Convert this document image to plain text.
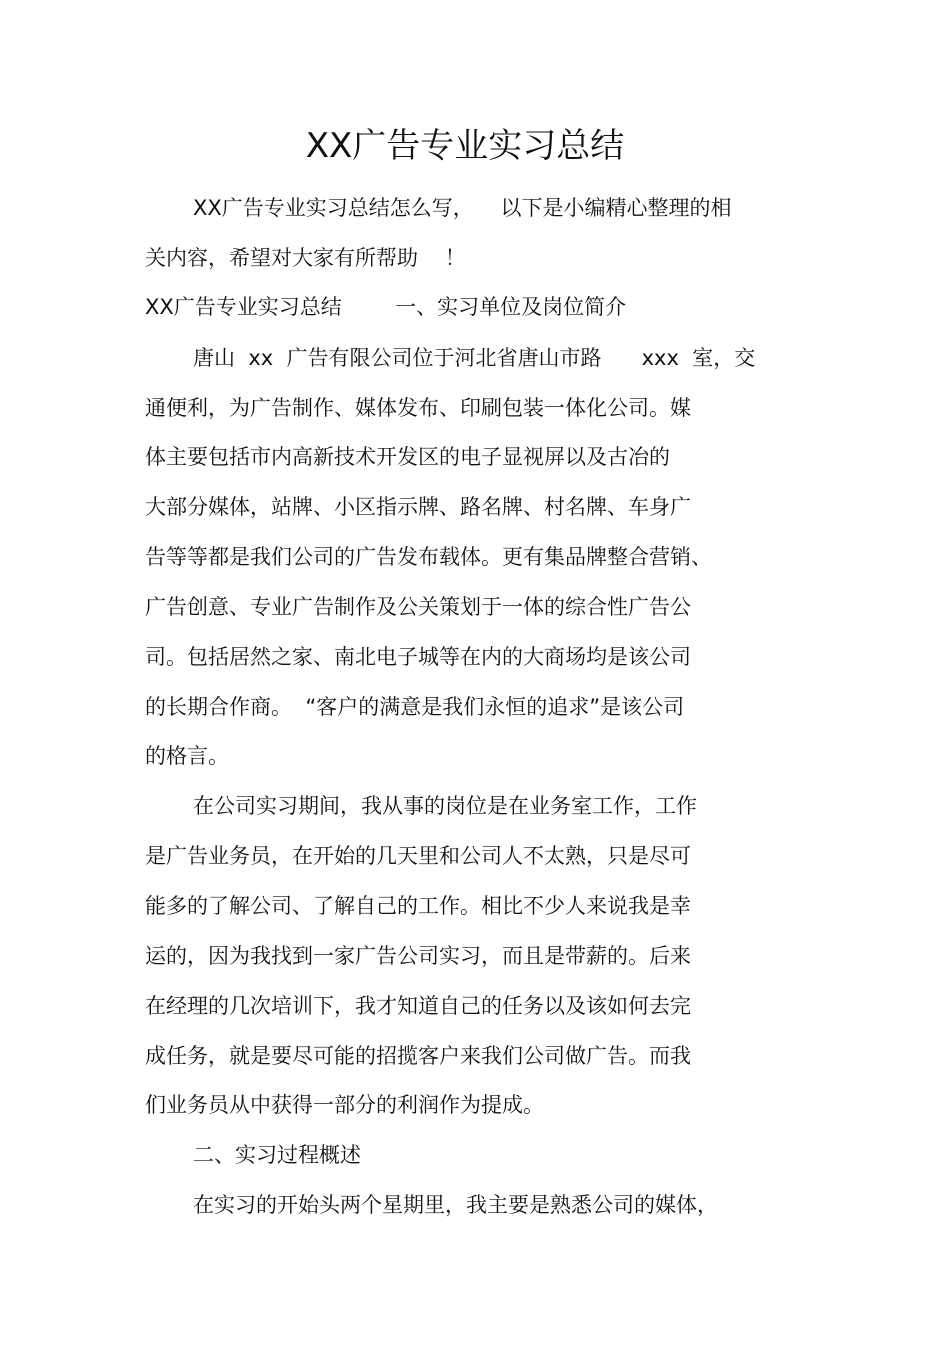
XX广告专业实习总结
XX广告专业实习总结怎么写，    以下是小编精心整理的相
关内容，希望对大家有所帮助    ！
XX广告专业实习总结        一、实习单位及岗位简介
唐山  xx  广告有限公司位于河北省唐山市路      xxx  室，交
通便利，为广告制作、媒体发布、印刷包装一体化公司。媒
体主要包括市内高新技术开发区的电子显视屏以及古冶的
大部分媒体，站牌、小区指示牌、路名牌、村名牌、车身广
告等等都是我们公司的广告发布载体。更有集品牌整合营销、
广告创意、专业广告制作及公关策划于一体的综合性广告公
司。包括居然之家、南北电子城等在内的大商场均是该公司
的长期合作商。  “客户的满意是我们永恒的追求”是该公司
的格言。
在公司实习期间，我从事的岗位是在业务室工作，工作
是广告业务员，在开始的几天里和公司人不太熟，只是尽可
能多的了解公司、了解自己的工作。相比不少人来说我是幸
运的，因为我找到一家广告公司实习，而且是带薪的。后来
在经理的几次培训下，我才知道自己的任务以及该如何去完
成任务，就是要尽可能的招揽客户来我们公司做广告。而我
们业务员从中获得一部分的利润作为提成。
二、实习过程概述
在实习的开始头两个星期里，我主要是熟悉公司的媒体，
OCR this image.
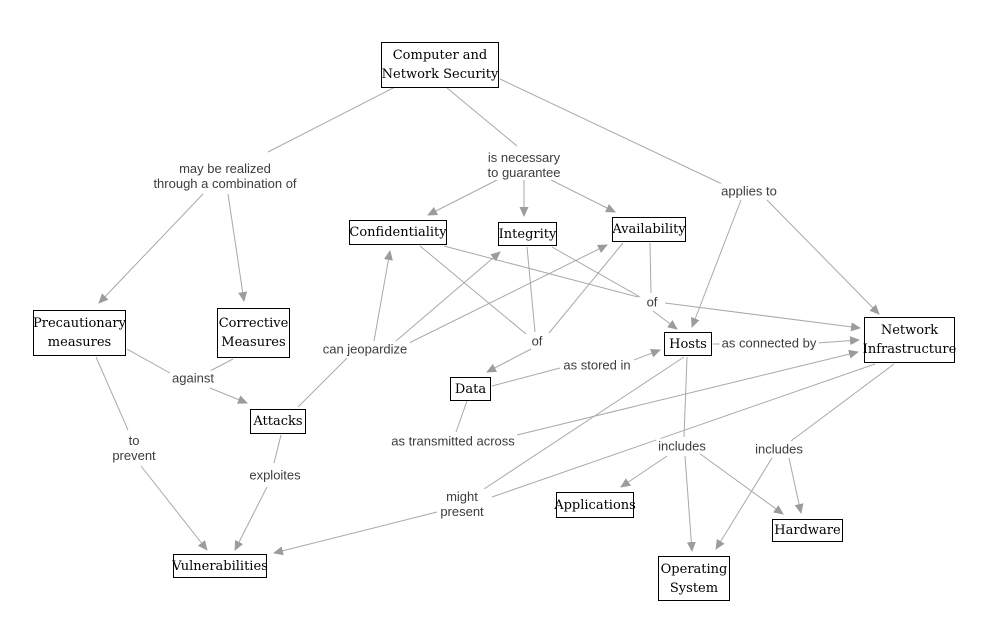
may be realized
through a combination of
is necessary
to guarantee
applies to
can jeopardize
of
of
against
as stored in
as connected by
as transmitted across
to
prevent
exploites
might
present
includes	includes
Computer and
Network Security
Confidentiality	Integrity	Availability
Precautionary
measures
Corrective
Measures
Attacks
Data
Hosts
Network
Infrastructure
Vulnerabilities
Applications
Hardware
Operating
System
_____
> Goal of the exercise:
Repeat each entry exactly as given; no pictures belong in the copy.

> Final answer:
Convert this document image to plain text.
XX广告专业实习总结
XX广告专业实习总结怎么写，    以下是小编精心整理的相
关内容，希望对大家有所帮助    ！
XX广告专业实习总结        一、实习单位及岗位简介
唐山  xx  广告有限公司位于河北省唐山市路      xxx  室，交
通便利，为广告制作、媒体发布、印刷包装一体化公司。媒
体主要包括市内高新技术开发区的电子显视屏以及古冶的
大部分媒体，站牌、小区指示牌、路名牌、村名牌、车身广
告等等都是我们公司的广告发布载体。更有集品牌整合营销、
广告创意、专业广告制作及公关策划于一体的综合性广告公
司。包括居然之家、南北电子城等在内的大商场均是该公司
的长期合作商。  “客户的满意是我们永恒的追求”是该公司
的格言。
在公司实习期间，我从事的岗位是在业务室工作，工作
是广告业务员，在开始的几天里和公司人不太熟，只是尽可
能多的了解公司、了解自己的工作。相比不少人来说我是幸
运的，因为我找到一家广告公司实习，而且是带薪的。后来
在经理的几次培训下，我才知道自己的任务以及该如何去完
成任务，就是要尽可能的招揽客户来我们公司做广告。而我
们业务员从中获得一部分的利润作为提成。
二、实习过程概述
在实习的开始头两个星期里，我主要是熟悉公司的媒体，
OCR this image.
may be realized
through a combination of
is necessary
to guarantee
applies to
can jeopardize
of
of
against
as stored in
as connected by
as transmitted across
to
prevent
exploites
might
present
includes	includes
Computer and
Network Security
Confidentiality	Integrity	Availability
Precautionary
measures
Corrective
Measures
Attacks
Data
Hosts
Network
Infrastructure
Vulnerabilities
Applications
Hardware
Operating
System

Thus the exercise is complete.